◆ **Written problem**
Copy out the data below verbatim.

◆ **Supplied data**
- - -

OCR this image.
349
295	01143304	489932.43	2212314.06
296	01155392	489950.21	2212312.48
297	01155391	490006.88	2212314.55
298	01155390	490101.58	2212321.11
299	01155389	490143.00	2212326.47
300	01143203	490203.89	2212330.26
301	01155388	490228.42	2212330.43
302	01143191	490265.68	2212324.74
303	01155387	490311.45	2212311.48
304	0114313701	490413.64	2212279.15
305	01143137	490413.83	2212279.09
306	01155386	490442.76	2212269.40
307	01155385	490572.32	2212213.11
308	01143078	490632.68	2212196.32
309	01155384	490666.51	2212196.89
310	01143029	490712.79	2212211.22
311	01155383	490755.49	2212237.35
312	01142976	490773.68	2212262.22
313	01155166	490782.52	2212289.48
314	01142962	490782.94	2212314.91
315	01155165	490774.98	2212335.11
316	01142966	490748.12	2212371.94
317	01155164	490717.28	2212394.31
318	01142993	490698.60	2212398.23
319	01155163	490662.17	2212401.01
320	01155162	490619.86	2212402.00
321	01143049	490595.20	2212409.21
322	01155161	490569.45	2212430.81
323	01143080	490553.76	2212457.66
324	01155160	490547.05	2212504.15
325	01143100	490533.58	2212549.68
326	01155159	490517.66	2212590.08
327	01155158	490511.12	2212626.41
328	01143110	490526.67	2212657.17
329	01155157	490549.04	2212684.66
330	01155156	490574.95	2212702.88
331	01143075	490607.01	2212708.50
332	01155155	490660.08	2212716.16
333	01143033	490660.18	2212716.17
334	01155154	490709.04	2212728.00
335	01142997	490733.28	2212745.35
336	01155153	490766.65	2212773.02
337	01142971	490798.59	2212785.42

- - -

◆ **Exercise output**
OCR this image.
349
295	01143304	489932.43	2212314.06
296	01155392	489950.21	2212312.48
297	01155391	490006.88	2212314.55
298	01155390	490101.58	2212321.11
299	01155389	490143.00	2212326.47
300	01143203	490203.89	2212330.26
301	01155388	490228.42	2212330.43
302	01143191	490265.68	2212324.74
303	01155387	490311.45	2212311.48
304	0114313701	490413.64	2212279.15
305	01143137	490413.83	2212279.09
306	01155386	490442.76	2212269.40
307	01155385	490572.32	2212213.11
308	01143078	490632.68	2212196.32
309	01155384	490666.51	2212196.89
310	01143029	490712.79	2212211.22
311	01155383	490755.49	2212237.35
312	01142976	490773.68	2212262.22
313	01155166	490782.52	2212289.48
314	01142962	490782.94	2212314.91
315	01155165	490774.98	2212335.11
316	01142966	490748.12	2212371.94
317	01155164	490717.28	2212394.31
318	01142993	490698.60	2212398.23
319	01155163	490662.17	2212401.01
320	01155162	490619.86	2212402.00
321	01143049	490595.20	2212409.21
322	01155161	490569.45	2212430.81
323	01143080	490553.76	2212457.66
324	01155160	490547.05	2212504.15
325	01143100	490533.58	2212549.68
326	01155159	490517.66	2212590.08
327	01155158	490511.12	2212626.41
328	01143110	490526.67	2212657.17
329	01155157	490549.04	2212684.66
330	01155156	490574.95	2212702.88
331	01143075	490607.01	2212708.50
332	01155155	490660.08	2212716.16
333	01143033	490660.18	2212716.17
334	01155154	490709.04	2212728.00
335	01142997	490733.28	2212745.35
336	01155153	490766.65	2212773.02
337	01142971	490798.59	2212785.42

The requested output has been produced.